Make an exact copy of the lines, leaving the pictures out.

::::::

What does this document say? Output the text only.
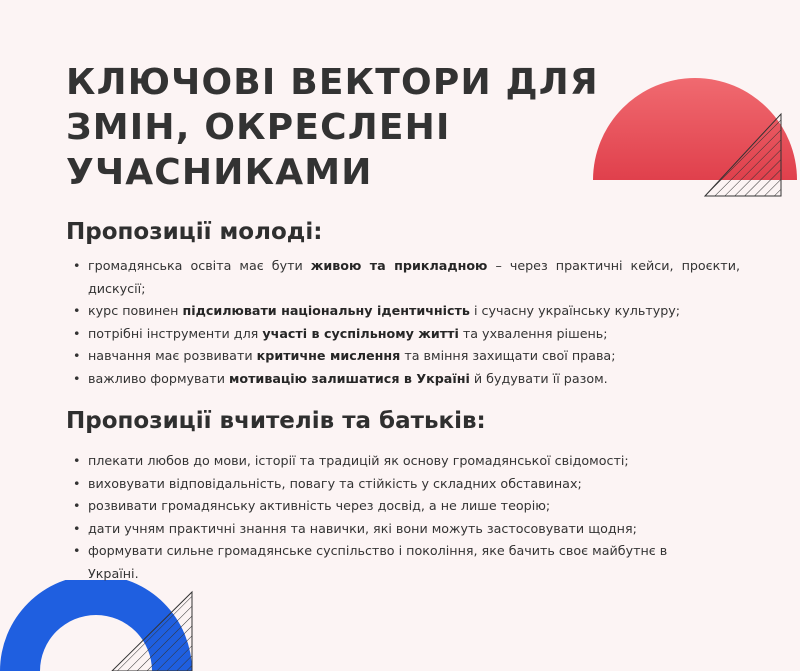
КЛЮЧОВІ ВЕКТОРИ ДЛЯ ЗМІН, ОКРЕСЛЕНІ УЧАСНИКАМИ
Пропозиції молоді:
• громадянська освіта має бути живою та прикладною – через практичні кейси, проєкти, дискусії;
• курс повинен підсилювати національну ідентичність і сучасну українську культуру;
• потрібні інструменти для участі в суспільному житті та ухвалення рішень;
• навчання має розвивати критичне мислення та вміння захищати свої права;
• важливо формувати мотивацію залишатися в Україні й будувати її разом.
Пропозиції вчителів та батьків:
• плекати любов до мови, історії та традицій як основу громадянської свідомості;
• виховувати відповідальність, повагу та стійкість у складних обставинах;
• розвивати громадянську активність через досвід, а не лише теорію;
• дати учням практичні знання та навички, які вони можуть застосовувати щодня;
• формувати сильне громадянське суспільство і покоління, яке бачить своє майбутнє в Україні.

::::::

**THE RESULT**
What does this document say? Output the text only.
КЛЮЧОВІ ВЕКТОРИ ДЛЯ ЗМІН, ОКРЕСЛЕНІ УЧАСНИКАМИ
Пропозиції молоді:
• громадянська освіта має бути живою та прикладною – через практичні кейси, проєкти, дискусії;
• курс повинен підсилювати національну ідентичність і сучасну українську культуру;
• потрібні інструменти для участі в суспільному житті та ухвалення рішень;
• навчання має розвивати критичне мислення та вміння захищати свої права;
• важливо формувати мотивацію залишатися в Україні й будувати її разом.
Пропозиції вчителів та батьків:
• плекати любов до мови, історії та традицій як основу громадянської свідомості;
• виховувати відповідальність, повагу та стійкість у складних обставинах;
• розвивати громадянську активність через досвід, а не лише теорію;
• дати учням практичні знання та навички, які вони можуть застосовувати щодня;
• формувати сильне громадянське суспільство і покоління, яке бачить своє майбутнє в Україні.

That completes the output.